WHAT THE EXERCISE ASKS: Check each line of the material below, and copy it if it holds the string "style".

Entries taken from a collection:

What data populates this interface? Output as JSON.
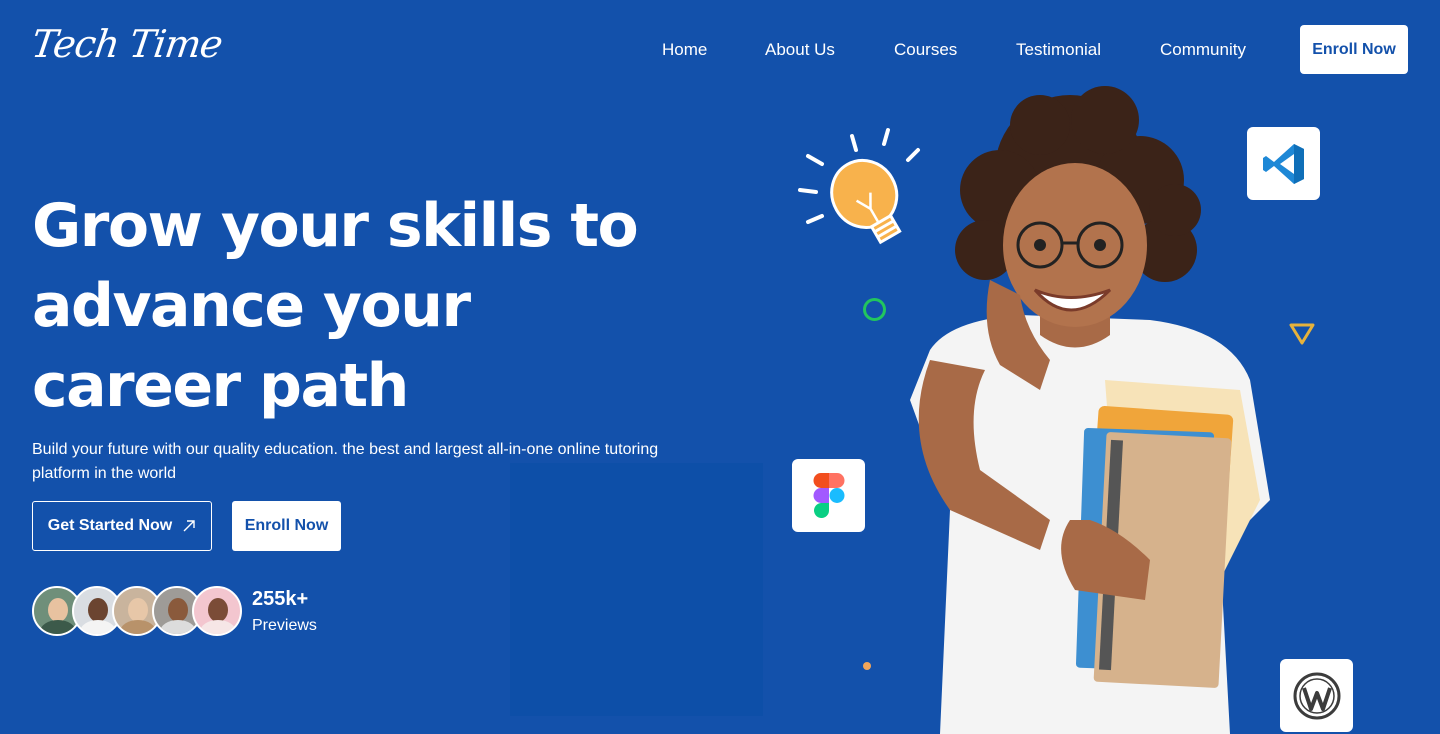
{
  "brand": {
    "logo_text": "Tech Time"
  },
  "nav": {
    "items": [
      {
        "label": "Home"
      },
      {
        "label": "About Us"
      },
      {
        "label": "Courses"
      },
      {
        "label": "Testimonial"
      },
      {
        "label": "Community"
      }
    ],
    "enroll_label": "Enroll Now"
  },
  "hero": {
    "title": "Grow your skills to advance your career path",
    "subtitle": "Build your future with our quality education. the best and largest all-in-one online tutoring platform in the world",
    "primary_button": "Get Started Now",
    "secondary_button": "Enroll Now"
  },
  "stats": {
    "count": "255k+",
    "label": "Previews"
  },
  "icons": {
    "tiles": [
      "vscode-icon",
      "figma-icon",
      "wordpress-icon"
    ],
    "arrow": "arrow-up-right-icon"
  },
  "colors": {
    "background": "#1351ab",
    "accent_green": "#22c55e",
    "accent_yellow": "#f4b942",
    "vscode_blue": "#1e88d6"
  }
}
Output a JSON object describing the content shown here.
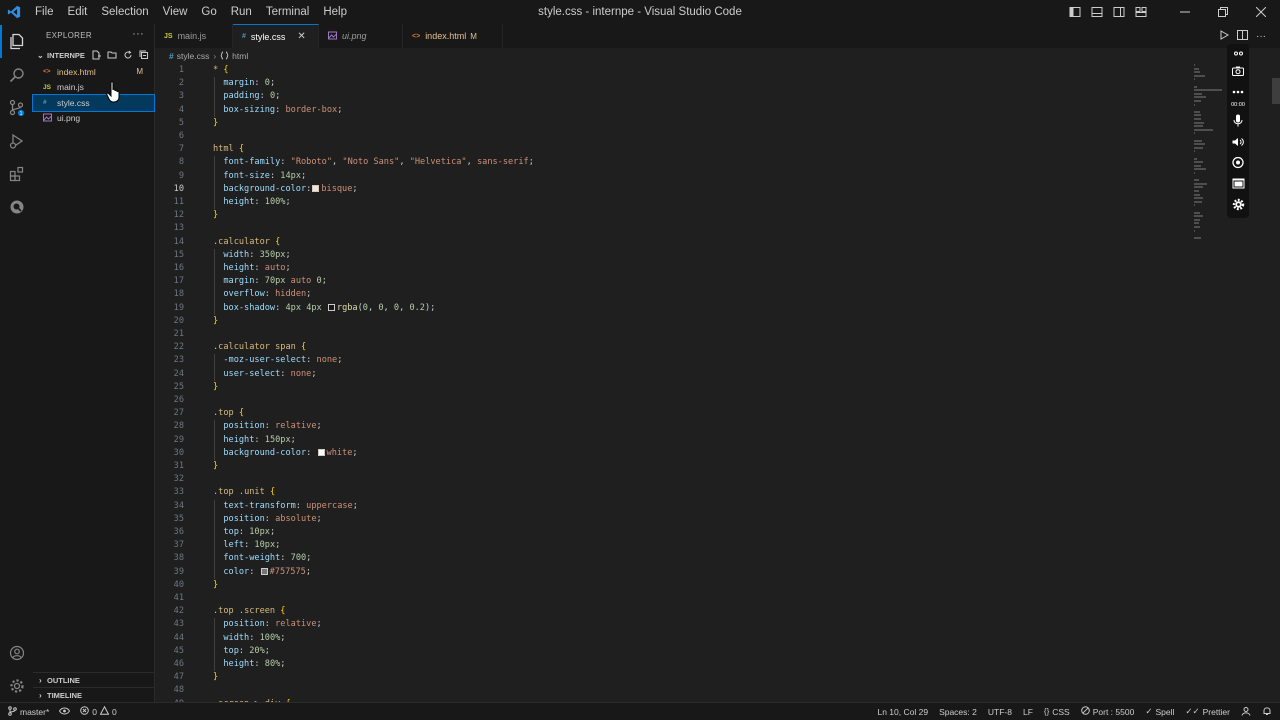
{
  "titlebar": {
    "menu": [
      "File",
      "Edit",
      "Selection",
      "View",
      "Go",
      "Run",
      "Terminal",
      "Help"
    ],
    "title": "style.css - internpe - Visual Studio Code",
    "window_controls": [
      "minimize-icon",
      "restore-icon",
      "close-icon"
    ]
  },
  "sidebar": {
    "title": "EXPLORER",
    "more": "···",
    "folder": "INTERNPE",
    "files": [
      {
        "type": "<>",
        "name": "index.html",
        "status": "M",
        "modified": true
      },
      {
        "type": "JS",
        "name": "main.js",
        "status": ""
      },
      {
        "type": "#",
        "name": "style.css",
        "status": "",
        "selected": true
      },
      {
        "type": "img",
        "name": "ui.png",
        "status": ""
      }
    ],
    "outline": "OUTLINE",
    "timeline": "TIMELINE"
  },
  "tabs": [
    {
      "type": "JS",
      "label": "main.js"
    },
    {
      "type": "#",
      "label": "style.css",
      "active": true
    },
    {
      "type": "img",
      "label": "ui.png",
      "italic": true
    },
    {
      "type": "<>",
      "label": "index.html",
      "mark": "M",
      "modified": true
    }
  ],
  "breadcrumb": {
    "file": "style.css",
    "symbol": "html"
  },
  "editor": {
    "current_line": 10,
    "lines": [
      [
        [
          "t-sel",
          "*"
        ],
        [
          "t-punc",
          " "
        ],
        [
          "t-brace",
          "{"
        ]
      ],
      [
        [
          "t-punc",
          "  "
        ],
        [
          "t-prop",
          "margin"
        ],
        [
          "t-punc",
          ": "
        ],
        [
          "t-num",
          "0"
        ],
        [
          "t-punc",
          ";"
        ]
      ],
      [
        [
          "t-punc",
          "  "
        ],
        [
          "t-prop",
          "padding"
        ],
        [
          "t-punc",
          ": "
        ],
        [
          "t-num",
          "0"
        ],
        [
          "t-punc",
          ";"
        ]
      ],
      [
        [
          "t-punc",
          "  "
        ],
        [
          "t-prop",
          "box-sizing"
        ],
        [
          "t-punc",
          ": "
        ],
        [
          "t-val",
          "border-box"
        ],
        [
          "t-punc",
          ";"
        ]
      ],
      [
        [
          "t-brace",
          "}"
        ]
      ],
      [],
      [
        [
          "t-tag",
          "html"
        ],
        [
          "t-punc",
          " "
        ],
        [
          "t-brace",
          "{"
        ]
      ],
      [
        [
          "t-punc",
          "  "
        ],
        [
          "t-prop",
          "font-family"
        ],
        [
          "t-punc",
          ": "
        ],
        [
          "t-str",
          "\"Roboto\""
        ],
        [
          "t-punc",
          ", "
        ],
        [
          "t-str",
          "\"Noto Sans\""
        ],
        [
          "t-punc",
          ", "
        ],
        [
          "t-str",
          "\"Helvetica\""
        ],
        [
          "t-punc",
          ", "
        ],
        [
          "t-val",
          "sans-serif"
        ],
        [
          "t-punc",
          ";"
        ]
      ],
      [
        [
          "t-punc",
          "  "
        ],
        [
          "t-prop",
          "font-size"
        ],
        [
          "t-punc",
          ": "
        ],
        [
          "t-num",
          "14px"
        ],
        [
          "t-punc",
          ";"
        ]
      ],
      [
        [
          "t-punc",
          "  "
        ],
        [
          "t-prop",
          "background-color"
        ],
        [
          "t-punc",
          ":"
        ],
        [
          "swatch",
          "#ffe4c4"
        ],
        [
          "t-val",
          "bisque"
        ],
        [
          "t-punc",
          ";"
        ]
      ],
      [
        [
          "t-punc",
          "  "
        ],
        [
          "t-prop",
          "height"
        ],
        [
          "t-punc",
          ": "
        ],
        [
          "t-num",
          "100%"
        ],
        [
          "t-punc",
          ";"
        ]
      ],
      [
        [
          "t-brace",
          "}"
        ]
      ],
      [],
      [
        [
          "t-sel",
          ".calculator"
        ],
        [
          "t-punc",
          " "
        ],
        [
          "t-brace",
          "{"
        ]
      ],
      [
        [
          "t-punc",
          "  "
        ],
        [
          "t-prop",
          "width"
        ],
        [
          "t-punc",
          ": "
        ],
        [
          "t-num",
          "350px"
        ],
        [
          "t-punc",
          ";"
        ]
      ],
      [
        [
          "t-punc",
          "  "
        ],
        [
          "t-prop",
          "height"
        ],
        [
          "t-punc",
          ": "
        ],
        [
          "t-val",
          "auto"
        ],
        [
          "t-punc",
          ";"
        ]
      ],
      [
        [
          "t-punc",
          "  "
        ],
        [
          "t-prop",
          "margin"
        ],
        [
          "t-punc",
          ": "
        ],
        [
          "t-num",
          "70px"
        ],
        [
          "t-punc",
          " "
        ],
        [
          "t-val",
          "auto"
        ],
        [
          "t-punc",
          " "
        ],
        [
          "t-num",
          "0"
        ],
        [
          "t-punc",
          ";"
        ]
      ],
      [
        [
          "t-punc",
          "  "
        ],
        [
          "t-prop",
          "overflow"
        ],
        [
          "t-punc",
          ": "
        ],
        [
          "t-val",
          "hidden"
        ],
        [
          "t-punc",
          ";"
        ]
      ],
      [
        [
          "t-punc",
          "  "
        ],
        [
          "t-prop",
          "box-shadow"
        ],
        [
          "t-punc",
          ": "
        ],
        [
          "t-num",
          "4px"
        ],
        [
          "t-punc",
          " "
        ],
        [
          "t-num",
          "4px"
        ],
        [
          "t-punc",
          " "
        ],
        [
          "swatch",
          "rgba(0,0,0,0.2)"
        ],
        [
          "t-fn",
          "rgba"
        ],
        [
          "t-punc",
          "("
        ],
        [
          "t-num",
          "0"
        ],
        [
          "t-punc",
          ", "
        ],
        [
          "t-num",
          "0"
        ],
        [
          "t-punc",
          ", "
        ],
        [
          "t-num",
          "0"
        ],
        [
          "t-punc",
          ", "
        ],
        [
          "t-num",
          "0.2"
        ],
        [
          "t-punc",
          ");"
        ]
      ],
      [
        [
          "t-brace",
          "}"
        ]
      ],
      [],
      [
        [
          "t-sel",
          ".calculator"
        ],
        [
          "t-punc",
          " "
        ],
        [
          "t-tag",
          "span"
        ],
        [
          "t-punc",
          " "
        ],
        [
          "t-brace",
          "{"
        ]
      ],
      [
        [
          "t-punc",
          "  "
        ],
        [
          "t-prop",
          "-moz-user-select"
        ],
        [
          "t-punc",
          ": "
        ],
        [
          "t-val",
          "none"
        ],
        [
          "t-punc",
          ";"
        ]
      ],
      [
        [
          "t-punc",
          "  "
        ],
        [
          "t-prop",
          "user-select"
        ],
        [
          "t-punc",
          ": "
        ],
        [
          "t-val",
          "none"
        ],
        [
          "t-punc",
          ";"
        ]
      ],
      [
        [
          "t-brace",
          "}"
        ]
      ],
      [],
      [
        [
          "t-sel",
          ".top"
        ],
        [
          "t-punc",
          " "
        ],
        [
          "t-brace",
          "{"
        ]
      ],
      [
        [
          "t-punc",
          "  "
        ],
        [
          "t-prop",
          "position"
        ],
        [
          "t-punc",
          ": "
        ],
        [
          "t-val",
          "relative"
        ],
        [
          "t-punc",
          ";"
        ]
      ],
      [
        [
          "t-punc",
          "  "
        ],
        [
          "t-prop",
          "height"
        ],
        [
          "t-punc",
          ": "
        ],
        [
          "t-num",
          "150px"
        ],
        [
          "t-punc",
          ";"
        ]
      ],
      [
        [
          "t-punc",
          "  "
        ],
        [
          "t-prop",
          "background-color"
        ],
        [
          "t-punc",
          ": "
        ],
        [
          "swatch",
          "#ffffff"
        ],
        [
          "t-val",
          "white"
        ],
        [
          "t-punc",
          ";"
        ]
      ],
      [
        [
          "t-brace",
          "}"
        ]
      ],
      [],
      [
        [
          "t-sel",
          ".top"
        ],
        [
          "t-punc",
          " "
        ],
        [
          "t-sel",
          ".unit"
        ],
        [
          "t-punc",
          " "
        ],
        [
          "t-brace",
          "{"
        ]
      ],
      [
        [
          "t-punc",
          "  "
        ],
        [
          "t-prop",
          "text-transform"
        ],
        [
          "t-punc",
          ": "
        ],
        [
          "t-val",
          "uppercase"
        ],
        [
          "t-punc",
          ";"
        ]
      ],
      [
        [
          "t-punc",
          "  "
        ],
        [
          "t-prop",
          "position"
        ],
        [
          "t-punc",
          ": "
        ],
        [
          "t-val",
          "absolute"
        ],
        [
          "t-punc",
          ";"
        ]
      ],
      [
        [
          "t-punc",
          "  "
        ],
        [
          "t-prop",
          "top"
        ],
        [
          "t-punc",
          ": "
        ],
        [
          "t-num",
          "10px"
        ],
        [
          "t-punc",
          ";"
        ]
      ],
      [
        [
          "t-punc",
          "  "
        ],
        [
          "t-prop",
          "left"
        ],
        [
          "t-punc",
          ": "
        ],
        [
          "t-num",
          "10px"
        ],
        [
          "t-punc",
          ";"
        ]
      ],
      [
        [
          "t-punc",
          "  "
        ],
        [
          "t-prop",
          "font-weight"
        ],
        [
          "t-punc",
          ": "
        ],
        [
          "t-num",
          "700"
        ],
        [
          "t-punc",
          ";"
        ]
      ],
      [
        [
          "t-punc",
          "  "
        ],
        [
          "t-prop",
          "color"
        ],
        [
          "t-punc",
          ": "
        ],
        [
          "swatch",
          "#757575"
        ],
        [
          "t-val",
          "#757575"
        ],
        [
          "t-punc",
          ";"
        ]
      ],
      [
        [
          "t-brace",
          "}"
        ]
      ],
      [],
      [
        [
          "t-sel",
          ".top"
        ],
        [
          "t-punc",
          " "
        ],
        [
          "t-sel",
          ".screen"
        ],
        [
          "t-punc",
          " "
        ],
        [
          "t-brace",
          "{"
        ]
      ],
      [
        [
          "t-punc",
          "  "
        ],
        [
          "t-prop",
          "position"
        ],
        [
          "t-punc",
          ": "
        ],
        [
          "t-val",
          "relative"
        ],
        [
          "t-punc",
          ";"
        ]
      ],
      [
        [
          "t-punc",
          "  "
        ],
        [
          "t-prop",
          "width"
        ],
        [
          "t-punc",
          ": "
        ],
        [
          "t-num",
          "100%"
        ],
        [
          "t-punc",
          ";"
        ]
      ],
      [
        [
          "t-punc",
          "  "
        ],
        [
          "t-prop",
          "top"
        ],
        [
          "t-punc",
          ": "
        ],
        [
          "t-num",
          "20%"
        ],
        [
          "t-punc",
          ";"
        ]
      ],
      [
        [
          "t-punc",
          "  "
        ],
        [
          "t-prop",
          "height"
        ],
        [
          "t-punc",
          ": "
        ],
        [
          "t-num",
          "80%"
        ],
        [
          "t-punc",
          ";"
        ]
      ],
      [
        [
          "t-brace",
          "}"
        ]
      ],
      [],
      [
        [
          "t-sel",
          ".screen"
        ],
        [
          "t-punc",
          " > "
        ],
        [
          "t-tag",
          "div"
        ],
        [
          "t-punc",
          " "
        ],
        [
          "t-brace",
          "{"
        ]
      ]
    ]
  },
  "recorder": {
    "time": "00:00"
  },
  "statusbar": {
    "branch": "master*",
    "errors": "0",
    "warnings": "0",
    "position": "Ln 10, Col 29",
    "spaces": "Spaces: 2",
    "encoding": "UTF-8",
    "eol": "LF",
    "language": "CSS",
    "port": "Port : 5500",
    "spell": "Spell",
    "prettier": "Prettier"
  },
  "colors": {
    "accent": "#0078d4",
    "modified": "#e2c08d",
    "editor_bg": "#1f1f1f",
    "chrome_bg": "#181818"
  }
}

RESPONSE TO THIS TASK:
    "title": "style.css - internpe - Visual Studio Code",
        "name": "style.css",
      "label": "style.css",
    "file": "style.css",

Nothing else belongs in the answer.